# [DATA IN THIS EXERCISE]
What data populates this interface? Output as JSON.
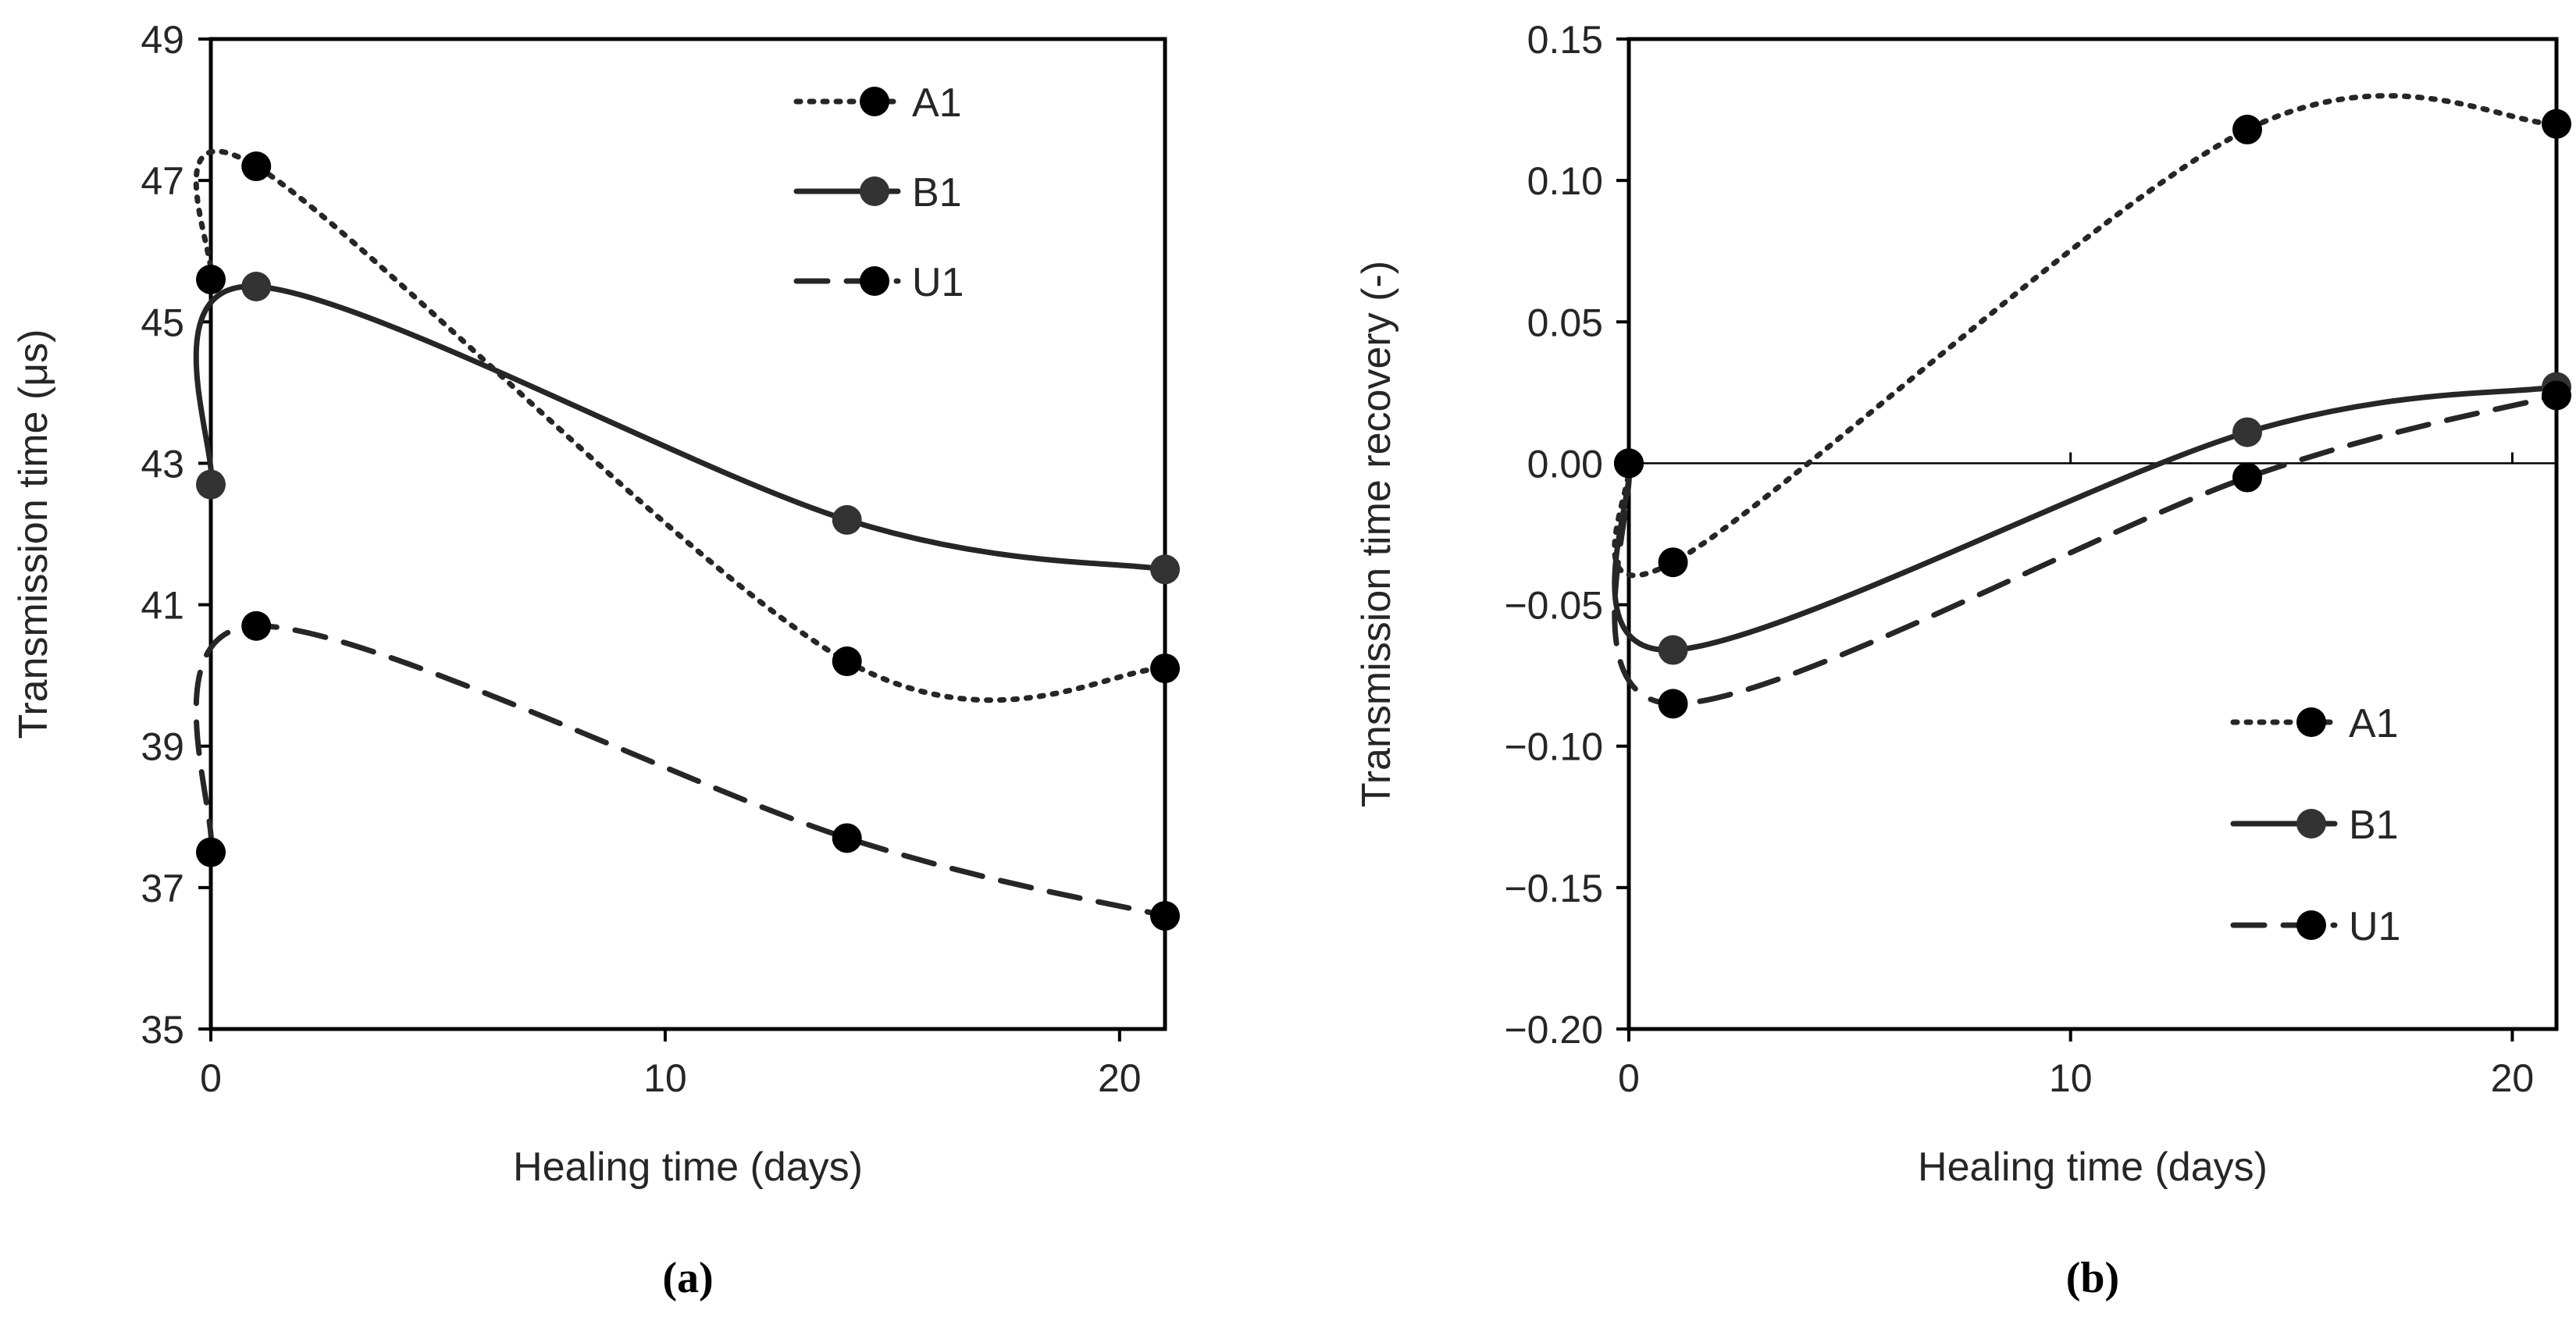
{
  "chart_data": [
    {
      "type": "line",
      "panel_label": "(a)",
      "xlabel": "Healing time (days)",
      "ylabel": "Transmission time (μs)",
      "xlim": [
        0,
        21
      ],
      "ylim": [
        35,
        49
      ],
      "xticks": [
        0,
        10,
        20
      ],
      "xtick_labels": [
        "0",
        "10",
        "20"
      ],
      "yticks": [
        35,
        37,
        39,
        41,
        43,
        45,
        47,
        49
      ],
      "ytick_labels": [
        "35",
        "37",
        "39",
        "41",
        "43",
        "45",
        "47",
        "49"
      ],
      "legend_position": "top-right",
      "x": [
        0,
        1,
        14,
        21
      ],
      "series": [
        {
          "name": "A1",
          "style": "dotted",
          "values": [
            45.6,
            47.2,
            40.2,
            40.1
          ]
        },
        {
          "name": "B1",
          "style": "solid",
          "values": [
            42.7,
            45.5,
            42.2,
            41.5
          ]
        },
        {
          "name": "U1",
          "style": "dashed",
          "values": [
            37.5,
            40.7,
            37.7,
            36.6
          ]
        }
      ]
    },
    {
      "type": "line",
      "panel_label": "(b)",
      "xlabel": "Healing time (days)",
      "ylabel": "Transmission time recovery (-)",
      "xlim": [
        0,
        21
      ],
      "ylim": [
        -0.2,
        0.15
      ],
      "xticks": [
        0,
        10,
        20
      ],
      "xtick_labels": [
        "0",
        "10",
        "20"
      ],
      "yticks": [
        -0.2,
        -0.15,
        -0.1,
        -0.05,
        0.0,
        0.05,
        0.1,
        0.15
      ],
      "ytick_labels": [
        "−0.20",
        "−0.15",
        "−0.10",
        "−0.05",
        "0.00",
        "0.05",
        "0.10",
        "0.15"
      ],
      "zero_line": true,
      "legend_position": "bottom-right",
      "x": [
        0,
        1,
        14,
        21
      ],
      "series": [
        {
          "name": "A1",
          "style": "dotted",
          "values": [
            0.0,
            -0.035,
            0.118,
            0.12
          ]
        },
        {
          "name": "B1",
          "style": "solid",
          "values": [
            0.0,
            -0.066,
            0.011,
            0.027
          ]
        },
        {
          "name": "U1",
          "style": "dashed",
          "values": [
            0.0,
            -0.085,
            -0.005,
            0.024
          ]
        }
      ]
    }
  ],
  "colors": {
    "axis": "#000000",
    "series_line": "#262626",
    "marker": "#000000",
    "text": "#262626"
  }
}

# [STATED TASK]
Quote all the lines above exactly as given. Do not include the pictures.

# [SOLUTION TO THIS TASK]
What data populates this interface? Output as JSON.
{
  "chart_data": [
    {
      "type": "line",
      "panel_label": "(a)",
      "xlabel": "Healing time (days)",
      "ylabel": "Transmission time (μs)",
      "xlim": [
        0,
        21
      ],
      "ylim": [
        35,
        49
      ],
      "xticks": [
        0,
        10,
        20
      ],
      "xtick_labels": [
        "0",
        "10",
        "20"
      ],
      "yticks": [
        35,
        37,
        39,
        41,
        43,
        45,
        47,
        49
      ],
      "ytick_labels": [
        "35",
        "37",
        "39",
        "41",
        "43",
        "45",
        "47",
        "49"
      ],
      "legend_position": "top-right",
      "x": [
        0,
        1,
        14,
        21
      ],
      "series": [
        {
          "name": "A1",
          "style": "dotted",
          "values": [
            45.6,
            47.2,
            40.2,
            40.1
          ]
        },
        {
          "name": "B1",
          "style": "solid",
          "values": [
            42.7,
            45.5,
            42.2,
            41.5
          ]
        },
        {
          "name": "U1",
          "style": "dashed",
          "values": [
            37.5,
            40.7,
            37.7,
            36.6
          ]
        }
      ]
    },
    {
      "type": "line",
      "panel_label": "(b)",
      "xlabel": "Healing time (days)",
      "ylabel": "Transmission time recovery (-)",
      "xlim": [
        0,
        21
      ],
      "ylim": [
        -0.2,
        0.15
      ],
      "xticks": [
        0,
        10,
        20
      ],
      "xtick_labels": [
        "0",
        "10",
        "20"
      ],
      "yticks": [
        -0.2,
        -0.15,
        -0.1,
        -0.05,
        0.0,
        0.05,
        0.1,
        0.15
      ],
      "ytick_labels": [
        "−0.20",
        "−0.15",
        "−0.10",
        "−0.05",
        "0.00",
        "0.05",
        "0.10",
        "0.15"
      ],
      "zero_line": true,
      "legend_position": "bottom-right",
      "x": [
        0,
        1,
        14,
        21
      ],
      "series": [
        {
          "name": "A1",
          "style": "dotted",
          "values": [
            0.0,
            -0.035,
            0.118,
            0.12
          ]
        },
        {
          "name": "B1",
          "style": "solid",
          "values": [
            0.0,
            -0.066,
            0.011,
            0.027
          ]
        },
        {
          "name": "U1",
          "style": "dashed",
          "values": [
            0.0,
            -0.085,
            -0.005,
            0.024
          ]
        }
      ]
    }
  ],
  "colors": {
    "axis": "#000000",
    "series_line": "#262626",
    "marker": "#000000",
    "text": "#262626"
  }
}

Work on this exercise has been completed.